> The exercise
Repeat every record below exactly as written.

> Data for the task

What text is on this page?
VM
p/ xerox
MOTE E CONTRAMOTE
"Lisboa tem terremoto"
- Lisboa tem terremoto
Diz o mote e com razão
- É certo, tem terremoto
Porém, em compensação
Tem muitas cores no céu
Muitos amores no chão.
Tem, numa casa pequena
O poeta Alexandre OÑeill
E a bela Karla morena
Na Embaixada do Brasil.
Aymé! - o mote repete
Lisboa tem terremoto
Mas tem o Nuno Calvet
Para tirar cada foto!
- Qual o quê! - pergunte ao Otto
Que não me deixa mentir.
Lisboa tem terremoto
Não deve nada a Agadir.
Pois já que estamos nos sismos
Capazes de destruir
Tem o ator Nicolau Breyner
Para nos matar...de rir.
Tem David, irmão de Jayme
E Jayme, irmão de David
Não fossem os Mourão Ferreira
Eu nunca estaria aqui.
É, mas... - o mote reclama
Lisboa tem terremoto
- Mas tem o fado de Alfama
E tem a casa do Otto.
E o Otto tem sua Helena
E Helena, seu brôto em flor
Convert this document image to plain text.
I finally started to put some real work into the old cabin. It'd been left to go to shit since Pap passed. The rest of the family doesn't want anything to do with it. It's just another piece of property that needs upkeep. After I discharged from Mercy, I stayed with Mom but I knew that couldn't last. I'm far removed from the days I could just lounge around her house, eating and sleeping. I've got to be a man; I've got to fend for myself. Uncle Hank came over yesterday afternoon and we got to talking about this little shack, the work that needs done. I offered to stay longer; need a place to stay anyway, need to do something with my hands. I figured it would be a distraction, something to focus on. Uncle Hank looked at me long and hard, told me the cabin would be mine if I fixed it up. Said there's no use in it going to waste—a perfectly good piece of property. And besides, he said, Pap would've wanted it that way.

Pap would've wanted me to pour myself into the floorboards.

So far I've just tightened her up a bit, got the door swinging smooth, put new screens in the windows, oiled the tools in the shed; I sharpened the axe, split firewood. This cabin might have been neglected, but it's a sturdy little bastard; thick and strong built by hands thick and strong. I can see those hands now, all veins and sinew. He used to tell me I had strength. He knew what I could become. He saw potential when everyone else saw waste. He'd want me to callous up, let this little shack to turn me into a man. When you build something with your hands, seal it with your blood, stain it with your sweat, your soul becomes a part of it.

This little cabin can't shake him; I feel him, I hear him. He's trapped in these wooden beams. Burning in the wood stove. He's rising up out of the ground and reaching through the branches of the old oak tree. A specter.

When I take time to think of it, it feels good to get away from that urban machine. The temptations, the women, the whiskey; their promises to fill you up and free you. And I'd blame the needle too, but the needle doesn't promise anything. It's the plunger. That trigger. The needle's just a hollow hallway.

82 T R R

> Full response
What text is on this page?
VM
p/ xerox
MOTE E CONTRAMOTE
"Lisboa tem terremoto"
- Lisboa tem terremoto
Diz o mote e com razão
- É certo, tem terremoto
Porém, em compensação
Tem muitas cores no céu
Muitos amores no chão.
Tem, numa casa pequena
O poeta Alexandre OÑeill
E a bela Karla morena
Na Embaixada do Brasil.
Aymé! - o mote repete
Lisboa tem terremoto
Mas tem o Nuno Calvet
Para tirar cada foto!
- Qual o quê! - pergunte ao Otto
Que não me deixa mentir.
Lisboa tem terremoto
Não deve nada a Agadir.
Pois já que estamos nos sismos
Capazes de destruir
Tem o ator Nicolau Breyner
Para nos matar...de rir.
Tem David, irmão de Jayme
E Jayme, irmão de David
Não fossem os Mourão Ferreira
Eu nunca estaria aqui.
É, mas... - o mote reclama
Lisboa tem terremoto
- Mas tem o fado de Alfama
E tem a casa do Otto.
E o Otto tem sua Helena
E Helena, seu brôto em flor
Convert this document image to plain text.
I finally started to put some real work into the old cabin. It'd been left to go to shit since Pap passed. The rest of the family doesn't want anything to do with it. It's just another piece of property that needs upkeep. After I discharged from Mercy, I stayed with Mom but I knew that couldn't last. I'm far removed from the days I could just lounge around her house, eating and sleeping. I've got to be a man; I've got to fend for myself. Uncle Hank came over yesterday afternoon and we got to talking about this little shack, the work that needs done. I offered to stay longer; need a place to stay anyway, need to do something with my hands. I figured it would be a distraction, something to focus on. Uncle Hank looked at me long and hard, told me the cabin would be mine if I fixed it up. Said there's no use in it going to waste—a perfectly good piece of property. And besides, he said, Pap would've wanted it that way.

Pap would've wanted me to pour myself into the floorboards.

So far I've just tightened her up a bit, got the door swinging smooth, put new screens in the windows, oiled the tools in the shed; I sharpened the axe, split firewood. This cabin might have been neglected, but it's a sturdy little bastard; thick and strong built by hands thick and strong. I can see those hands now, all veins and sinew. He used to tell me I had strength. He knew what I could become. He saw potential when everyone else saw waste. He'd want me to callous up, let this little shack to turn me into a man. When you build something with your hands, seal it with your blood, stain it with your sweat, your soul becomes a part of it.

This little cabin can't shake him; I feel him, I hear him. He's trapped in these wooden beams. Burning in the wood stove. He's rising up out of the ground and reaching through the branches of the old oak tree. A specter.

When I take time to think of it, it feels good to get away from that urban machine. The temptations, the women, the whiskey; their promises to fill you up and free you. And I'd blame the needle too, but the needle doesn't promise anything. It's the plunger. That trigger. The needle's just a hollow hallway.

82 T R R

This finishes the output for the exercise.